* [Task goal]: Each line that follows is to be retyped exactly.

* [Stored data]:
%%

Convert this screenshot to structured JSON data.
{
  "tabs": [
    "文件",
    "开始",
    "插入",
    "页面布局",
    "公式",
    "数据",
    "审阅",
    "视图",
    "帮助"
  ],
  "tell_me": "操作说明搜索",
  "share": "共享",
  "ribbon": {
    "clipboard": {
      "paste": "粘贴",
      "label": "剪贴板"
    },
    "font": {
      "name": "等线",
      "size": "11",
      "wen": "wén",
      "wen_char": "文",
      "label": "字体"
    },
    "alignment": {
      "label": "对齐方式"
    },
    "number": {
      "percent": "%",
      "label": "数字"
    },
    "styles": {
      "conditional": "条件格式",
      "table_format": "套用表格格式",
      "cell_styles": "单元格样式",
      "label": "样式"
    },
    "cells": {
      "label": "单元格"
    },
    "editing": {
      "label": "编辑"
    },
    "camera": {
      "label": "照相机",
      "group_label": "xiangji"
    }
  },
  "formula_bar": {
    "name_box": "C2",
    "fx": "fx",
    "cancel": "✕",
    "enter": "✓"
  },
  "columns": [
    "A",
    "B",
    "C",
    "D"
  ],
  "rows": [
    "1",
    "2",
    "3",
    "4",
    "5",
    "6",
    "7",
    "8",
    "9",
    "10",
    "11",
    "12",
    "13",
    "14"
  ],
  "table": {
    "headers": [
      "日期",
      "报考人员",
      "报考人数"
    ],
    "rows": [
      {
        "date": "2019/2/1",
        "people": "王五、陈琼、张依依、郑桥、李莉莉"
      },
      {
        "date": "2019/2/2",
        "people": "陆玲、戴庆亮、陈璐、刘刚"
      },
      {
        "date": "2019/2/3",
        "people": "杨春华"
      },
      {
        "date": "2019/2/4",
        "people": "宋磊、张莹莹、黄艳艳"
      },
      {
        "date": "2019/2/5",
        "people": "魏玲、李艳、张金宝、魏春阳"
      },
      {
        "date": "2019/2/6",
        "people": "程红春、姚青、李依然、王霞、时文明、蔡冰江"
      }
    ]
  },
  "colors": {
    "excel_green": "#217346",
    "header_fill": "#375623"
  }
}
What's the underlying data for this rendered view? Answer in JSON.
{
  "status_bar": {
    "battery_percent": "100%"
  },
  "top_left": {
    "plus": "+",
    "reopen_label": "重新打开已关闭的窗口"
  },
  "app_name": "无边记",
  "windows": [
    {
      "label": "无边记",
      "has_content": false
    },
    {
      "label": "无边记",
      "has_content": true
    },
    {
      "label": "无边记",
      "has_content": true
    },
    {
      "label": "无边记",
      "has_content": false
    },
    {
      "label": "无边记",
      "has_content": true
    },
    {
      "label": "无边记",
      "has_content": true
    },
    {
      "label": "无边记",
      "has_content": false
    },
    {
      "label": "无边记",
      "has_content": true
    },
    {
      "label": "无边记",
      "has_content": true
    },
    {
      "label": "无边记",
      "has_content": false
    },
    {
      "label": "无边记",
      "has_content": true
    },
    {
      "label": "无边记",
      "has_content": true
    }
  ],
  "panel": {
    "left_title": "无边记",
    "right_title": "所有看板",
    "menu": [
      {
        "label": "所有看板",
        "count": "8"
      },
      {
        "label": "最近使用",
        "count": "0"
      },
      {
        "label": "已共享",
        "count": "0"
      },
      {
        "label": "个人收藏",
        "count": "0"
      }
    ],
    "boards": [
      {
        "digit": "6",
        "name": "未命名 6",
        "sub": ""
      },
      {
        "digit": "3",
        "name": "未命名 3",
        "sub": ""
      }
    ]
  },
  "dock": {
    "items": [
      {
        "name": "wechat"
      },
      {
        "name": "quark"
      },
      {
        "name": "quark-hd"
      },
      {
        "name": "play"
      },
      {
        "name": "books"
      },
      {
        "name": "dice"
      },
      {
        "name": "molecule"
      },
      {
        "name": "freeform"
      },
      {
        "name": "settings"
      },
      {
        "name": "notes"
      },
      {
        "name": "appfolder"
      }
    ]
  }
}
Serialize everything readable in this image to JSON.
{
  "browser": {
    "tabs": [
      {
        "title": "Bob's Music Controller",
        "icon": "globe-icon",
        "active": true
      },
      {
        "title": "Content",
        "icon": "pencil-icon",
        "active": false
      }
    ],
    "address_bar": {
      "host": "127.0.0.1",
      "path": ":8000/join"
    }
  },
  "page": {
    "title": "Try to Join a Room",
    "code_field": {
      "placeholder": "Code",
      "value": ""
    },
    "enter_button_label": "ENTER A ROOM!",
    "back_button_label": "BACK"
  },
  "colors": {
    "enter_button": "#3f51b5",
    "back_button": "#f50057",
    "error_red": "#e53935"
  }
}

%%

* [Response below]:
Convert this screenshot to structured JSON data.
{
  "tabs": [
    "文件",
    "开始",
    "插入",
    "页面布局",
    "公式",
    "数据",
    "审阅",
    "视图",
    "帮助"
  ],
  "tell_me": "操作说明搜索",
  "share": "共享",
  "ribbon": {
    "clipboard": {
      "paste": "粘贴",
      "label": "剪贴板"
    },
    "font": {
      "name": "等线",
      "size": "11",
      "wen": "wén",
      "wen_char": "文",
      "label": "字体"
    },
    "alignment": {
      "label": "对齐方式"
    },
    "number": {
      "percent": "%",
      "label": "数字"
    },
    "styles": {
      "conditional": "条件格式",
      "table_format": "套用表格格式",
      "cell_styles": "单元格样式",
      "label": "样式"
    },
    "cells": {
      "label": "单元格"
    },
    "editing": {
      "label": "编辑"
    },
    "camera": {
      "label": "照相机",
      "group_label": "xiangji"
    }
  },
  "formula_bar": {
    "name_box": "C2",
    "fx": "fx",
    "cancel": "✕",
    "enter": "✓"
  },
  "columns": [
    "A",
    "B",
    "C",
    "D"
  ],
  "rows": [
    "1",
    "2",
    "3",
    "4",
    "5",
    "6",
    "7",
    "8",
    "9",
    "10",
    "11",
    "12",
    "13",
    "14"
  ],
  "table": {
    "headers": [
      "日期",
      "报考人员",
      "报考人数"
    ],
    "rows": [
      {
        "date": "2019/2/1",
        "people": "王五、陈琼、张依依、郑桥、李莉莉"
      },
      {
        "date": "2019/2/2",
        "people": "陆玲、戴庆亮、陈璐、刘刚"
      },
      {
        "date": "2019/2/3",
        "people": "杨春华"
      },
      {
        "date": "2019/2/4",
        "people": "宋磊、张莹莹、黄艳艳"
      },
      {
        "date": "2019/2/5",
        "people": "魏玲、李艳、张金宝、魏春阳"
      },
      {
        "date": "2019/2/6",
        "people": "程红春、姚青、李依然、王霞、时文明、蔡冰江"
      }
    ]
  },
  "colors": {
    "excel_green": "#217346",
    "header_fill": "#375623"
  }
}
What's the underlying data for this rendered view? Answer in JSON.
{
  "status_bar": {
    "battery_percent": "100%"
  },
  "top_left": {
    "plus": "+",
    "reopen_label": "重新打开已关闭的窗口"
  },
  "app_name": "无边记",
  "windows": [
    {
      "label": "无边记",
      "has_content": false
    },
    {
      "label": "无边记",
      "has_content": true
    },
    {
      "label": "无边记",
      "has_content": true
    },
    {
      "label": "无边记",
      "has_content": false
    },
    {
      "label": "无边记",
      "has_content": true
    },
    {
      "label": "无边记",
      "has_content": true
    },
    {
      "label": "无边记",
      "has_content": false
    },
    {
      "label": "无边记",
      "has_content": true
    },
    {
      "label": "无边记",
      "has_content": true
    },
    {
      "label": "无边记",
      "has_content": false
    },
    {
      "label": "无边记",
      "has_content": true
    },
    {
      "label": "无边记",
      "has_content": true
    }
  ],
  "panel": {
    "left_title": "无边记",
    "right_title": "所有看板",
    "menu": [
      {
        "label": "所有看板",
        "count": "8"
      },
      {
        "label": "最近使用",
        "count": "0"
      },
      {
        "label": "已共享",
        "count": "0"
      },
      {
        "label": "个人收藏",
        "count": "0"
      }
    ],
    "boards": [
      {
        "digit": "6",
        "name": "未命名 6",
        "sub": ""
      },
      {
        "digit": "3",
        "name": "未命名 3",
        "sub": ""
      }
    ]
  },
  "dock": {
    "items": [
      {
        "name": "wechat"
      },
      {
        "name": "quark"
      },
      {
        "name": "quark-hd"
      },
      {
        "name": "play"
      },
      {
        "name": "books"
      },
      {
        "name": "dice"
      },
      {
        "name": "molecule"
      },
      {
        "name": "freeform"
      },
      {
        "name": "settings"
      },
      {
        "name": "notes"
      },
      {
        "name": "appfolder"
      }
    ]
  }
}
Serialize everything readable in this image to JSON.
{
  "browser": {
    "tabs": [
      {
        "title": "Bob's Music Controller",
        "icon": "globe-icon",
        "active": true
      },
      {
        "title": "Content",
        "icon": "pencil-icon",
        "active": false
      }
    ],
    "address_bar": {
      "host": "127.0.0.1",
      "path": ":8000/join"
    }
  },
  "page": {
    "title": "Try to Join a Room",
    "code_field": {
      "placeholder": "Code",
      "value": ""
    },
    "enter_button_label": "ENTER A ROOM!",
    "back_button_label": "BACK"
  },
  "colors": {
    "enter_button": "#3f51b5",
    "back_button": "#f50057",
    "error_red": "#e53935"
  }
}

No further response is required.